WHAT TO WORK ON:
Reproduce the part of the Reliance broadband router thread from "1. reliance provided" up to and including "Sujeet (Mar 13, 2012)" word for word.

SELECTION:
++++++++++++++++++++
# how to use wi fi router with reliance broadband connection???



## anmol4all (Mar 13, 2012)

hi i have ordered a wi fi router to work with my wired broadband connection but i have some queries...
1. reliance provided me connection without any modem. will a wi fi work.
2. to use my internet connection i need to login on a reliance broadband page and then i can use my connection. so if i use my connection with wi fi on my phone will the same page appear on my phone or i have to start my computer then login and remain my computer on or off.


----------



## Sujeet (Mar 13, 2012)

1.You are on Cable Modem Setup.
2.Directly plug in your internet cable to your Router..But before that Router has to be configured by PC manually.
You have to fill in all password / login details for connection in Router configuration page only once using ur pc...login page will not appear ever on ur phone after that.
After that you can access net directly via ur phone.


----------



## anmol4all (Mar 14, 2012)

Sujeet said:


> 1.You are on Cable Modem Setup.
> 2.Directly plug in your internet cable to your Router..But before that Router has to be configured by PC manually.
> You have to fill in all password / login details for connection in Router configuration page only once using ur pc...login page will not appear ever on ur phone after that.
++++++++++++++++++++
MATERIAL:
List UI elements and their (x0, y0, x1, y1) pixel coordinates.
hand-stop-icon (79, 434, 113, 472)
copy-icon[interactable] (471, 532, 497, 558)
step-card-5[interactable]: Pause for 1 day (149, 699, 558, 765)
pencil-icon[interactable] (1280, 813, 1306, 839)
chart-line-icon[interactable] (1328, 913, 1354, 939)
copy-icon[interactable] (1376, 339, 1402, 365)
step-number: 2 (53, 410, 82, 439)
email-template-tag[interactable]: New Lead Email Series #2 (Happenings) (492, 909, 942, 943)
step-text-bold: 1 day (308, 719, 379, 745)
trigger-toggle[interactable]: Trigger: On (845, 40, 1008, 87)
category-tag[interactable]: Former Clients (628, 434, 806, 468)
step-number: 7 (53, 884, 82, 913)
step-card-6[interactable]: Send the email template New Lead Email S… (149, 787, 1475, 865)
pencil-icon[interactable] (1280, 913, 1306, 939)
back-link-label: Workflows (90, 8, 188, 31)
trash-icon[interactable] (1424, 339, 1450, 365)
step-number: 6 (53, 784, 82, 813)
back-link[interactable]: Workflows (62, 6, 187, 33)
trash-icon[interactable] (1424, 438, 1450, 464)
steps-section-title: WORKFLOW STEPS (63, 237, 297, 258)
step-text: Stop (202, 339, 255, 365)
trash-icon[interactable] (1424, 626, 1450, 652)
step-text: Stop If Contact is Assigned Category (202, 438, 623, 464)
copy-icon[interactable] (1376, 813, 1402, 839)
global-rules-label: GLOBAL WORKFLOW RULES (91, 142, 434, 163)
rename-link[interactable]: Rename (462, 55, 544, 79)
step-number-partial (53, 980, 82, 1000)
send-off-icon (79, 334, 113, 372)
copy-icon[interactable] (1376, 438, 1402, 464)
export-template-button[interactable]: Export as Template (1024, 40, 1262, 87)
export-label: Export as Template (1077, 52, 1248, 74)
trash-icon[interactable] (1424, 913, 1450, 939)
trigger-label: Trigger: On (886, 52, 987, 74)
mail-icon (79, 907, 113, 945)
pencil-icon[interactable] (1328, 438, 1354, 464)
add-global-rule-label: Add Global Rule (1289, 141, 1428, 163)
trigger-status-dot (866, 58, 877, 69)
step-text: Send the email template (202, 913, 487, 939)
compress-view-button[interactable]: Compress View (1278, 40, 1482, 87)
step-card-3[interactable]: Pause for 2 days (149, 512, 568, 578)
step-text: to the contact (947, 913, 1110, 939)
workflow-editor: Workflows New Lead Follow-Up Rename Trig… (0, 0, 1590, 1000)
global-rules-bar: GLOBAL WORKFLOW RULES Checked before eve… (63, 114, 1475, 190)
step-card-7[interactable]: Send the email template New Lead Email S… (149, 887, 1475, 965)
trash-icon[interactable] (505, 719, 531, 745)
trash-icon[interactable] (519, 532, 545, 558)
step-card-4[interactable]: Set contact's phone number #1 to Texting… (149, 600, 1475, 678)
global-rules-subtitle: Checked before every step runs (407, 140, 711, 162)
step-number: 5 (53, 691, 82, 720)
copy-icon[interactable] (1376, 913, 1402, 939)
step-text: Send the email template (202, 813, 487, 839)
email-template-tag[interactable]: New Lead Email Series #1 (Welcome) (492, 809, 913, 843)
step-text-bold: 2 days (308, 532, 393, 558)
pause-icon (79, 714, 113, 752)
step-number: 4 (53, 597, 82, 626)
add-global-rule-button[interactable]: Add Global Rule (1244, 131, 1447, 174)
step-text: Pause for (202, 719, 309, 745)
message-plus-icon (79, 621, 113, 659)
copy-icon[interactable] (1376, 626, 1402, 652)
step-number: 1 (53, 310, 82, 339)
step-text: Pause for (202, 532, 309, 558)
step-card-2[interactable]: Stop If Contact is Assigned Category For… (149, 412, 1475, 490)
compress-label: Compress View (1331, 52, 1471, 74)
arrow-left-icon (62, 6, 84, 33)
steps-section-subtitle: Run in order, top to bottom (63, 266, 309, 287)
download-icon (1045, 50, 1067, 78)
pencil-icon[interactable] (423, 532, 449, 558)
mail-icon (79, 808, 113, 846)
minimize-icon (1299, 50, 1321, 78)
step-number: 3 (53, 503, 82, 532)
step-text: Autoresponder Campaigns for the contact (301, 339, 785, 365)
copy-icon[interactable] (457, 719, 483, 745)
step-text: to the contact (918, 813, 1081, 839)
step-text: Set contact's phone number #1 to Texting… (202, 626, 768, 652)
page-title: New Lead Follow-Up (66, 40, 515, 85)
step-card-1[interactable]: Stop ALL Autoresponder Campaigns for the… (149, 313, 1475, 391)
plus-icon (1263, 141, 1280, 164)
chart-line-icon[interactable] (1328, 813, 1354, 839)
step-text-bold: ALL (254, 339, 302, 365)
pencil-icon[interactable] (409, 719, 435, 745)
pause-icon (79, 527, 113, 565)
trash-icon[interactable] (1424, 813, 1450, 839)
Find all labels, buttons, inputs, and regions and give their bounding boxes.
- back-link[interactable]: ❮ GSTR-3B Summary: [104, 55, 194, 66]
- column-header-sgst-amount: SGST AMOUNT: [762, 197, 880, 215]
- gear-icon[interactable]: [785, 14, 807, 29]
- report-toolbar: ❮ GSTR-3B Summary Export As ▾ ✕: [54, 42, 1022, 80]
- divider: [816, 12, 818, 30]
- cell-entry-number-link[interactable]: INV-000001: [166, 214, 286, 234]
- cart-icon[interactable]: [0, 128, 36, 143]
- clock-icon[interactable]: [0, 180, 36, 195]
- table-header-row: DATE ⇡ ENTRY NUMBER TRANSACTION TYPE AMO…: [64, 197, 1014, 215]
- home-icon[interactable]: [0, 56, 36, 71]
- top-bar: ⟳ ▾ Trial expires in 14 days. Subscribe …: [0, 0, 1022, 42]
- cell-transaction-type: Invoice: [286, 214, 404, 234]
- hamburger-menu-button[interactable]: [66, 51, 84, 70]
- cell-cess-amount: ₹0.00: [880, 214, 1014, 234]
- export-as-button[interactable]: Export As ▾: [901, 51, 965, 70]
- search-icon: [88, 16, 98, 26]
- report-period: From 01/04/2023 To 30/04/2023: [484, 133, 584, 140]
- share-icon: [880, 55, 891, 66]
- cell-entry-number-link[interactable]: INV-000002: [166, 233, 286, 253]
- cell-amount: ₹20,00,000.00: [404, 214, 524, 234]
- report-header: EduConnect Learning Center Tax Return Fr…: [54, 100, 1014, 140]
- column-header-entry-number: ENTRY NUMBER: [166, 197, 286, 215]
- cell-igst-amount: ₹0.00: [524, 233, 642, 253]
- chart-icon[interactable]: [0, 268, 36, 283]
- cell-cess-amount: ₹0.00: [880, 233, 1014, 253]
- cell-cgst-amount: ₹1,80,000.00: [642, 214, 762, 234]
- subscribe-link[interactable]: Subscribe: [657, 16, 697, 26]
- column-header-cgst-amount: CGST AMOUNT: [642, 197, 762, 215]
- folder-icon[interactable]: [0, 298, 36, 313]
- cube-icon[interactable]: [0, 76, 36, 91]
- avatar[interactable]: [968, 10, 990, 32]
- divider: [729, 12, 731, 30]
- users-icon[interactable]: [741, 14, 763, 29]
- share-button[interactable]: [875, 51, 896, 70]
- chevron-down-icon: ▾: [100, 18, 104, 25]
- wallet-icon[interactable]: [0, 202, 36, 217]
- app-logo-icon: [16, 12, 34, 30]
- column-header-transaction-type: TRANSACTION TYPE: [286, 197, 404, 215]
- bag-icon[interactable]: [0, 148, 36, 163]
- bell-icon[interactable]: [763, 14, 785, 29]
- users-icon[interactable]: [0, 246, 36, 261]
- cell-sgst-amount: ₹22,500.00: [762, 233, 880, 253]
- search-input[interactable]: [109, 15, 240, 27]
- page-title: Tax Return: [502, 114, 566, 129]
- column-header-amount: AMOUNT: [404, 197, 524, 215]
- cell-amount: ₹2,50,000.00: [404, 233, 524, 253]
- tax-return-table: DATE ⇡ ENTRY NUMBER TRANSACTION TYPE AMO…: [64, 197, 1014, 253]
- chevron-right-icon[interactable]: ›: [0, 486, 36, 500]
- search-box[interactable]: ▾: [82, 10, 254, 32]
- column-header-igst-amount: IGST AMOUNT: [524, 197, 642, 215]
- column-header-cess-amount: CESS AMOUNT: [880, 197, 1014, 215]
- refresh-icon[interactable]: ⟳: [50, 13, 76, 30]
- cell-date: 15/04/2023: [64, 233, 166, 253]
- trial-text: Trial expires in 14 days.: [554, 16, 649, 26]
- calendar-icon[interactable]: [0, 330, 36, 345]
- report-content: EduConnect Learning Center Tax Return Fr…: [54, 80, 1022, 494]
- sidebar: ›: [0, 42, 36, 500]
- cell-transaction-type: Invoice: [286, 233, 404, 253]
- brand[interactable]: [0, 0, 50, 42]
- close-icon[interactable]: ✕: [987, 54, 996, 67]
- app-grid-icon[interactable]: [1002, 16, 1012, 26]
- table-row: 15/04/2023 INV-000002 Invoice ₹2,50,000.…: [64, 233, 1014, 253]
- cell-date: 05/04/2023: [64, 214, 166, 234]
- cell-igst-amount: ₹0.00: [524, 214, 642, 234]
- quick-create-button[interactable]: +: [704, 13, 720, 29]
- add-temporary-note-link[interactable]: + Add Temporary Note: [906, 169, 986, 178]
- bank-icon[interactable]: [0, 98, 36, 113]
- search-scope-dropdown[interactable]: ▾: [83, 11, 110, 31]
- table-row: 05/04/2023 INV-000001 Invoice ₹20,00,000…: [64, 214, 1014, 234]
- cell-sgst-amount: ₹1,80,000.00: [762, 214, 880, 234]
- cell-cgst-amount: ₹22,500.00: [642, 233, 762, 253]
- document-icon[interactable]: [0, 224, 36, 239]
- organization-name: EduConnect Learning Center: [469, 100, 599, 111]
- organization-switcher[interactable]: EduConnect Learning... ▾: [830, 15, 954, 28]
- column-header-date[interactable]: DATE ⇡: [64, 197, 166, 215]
++++++++++++++++++++
COMPLETED EXERCISE:
1. reliance provided me connection without any modem. will a wi fi work.
2. to use my internet connection i need to login on a reliance broadband page and then i can use my connection. so if i use my connection with wi fi on my phone will the same page appear on my phone or i have to start my computer then login and remain my computer on or off.


----------



## Sujeet (Mar 13, 2012)